= Objective =
Copy out every record precisely.

== Listed entries ==

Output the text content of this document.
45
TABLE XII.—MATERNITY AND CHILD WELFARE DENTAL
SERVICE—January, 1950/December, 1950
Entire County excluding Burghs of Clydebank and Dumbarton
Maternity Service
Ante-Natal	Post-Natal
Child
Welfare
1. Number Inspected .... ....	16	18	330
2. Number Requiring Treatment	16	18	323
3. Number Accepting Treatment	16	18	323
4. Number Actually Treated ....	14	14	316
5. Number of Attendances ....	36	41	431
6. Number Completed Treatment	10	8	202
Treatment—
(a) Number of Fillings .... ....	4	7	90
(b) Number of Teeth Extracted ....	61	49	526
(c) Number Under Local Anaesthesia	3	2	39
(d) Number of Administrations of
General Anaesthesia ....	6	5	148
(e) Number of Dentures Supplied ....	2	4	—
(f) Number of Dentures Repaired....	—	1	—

===

= Finished exercise =
Output the text content of this document.
45
TABLE XII.—MATERNITY AND CHILD WELFARE DENTAL
SERVICE—January, 1950/December, 1950
Entire County excluding Burghs of Clydebank and Dumbarton
Maternity Service
Ante-Natal	Post-Natal
Child
Welfare
1. Number Inspected .... ....	16	18	330
2. Number Requiring Treatment	16	18	323
3. Number Accepting Treatment	16	18	323
4. Number Actually Treated ....	14	14	316
5. Number of Attendances ....	36	41	431
6. Number Completed Treatment	10	8	202
Treatment—
(a) Number of Fillings .... ....	4	7	90
(b) Number of Teeth Extracted ....	61	49	526
(c) Number Under Local Anaesthesia	3	2	39
(d) Number of Administrations of
General Anaesthesia ....	6	5	148
(e) Number of Dentures Supplied ....	2	4	—
(f) Number of Dentures Repaired....	—	1	—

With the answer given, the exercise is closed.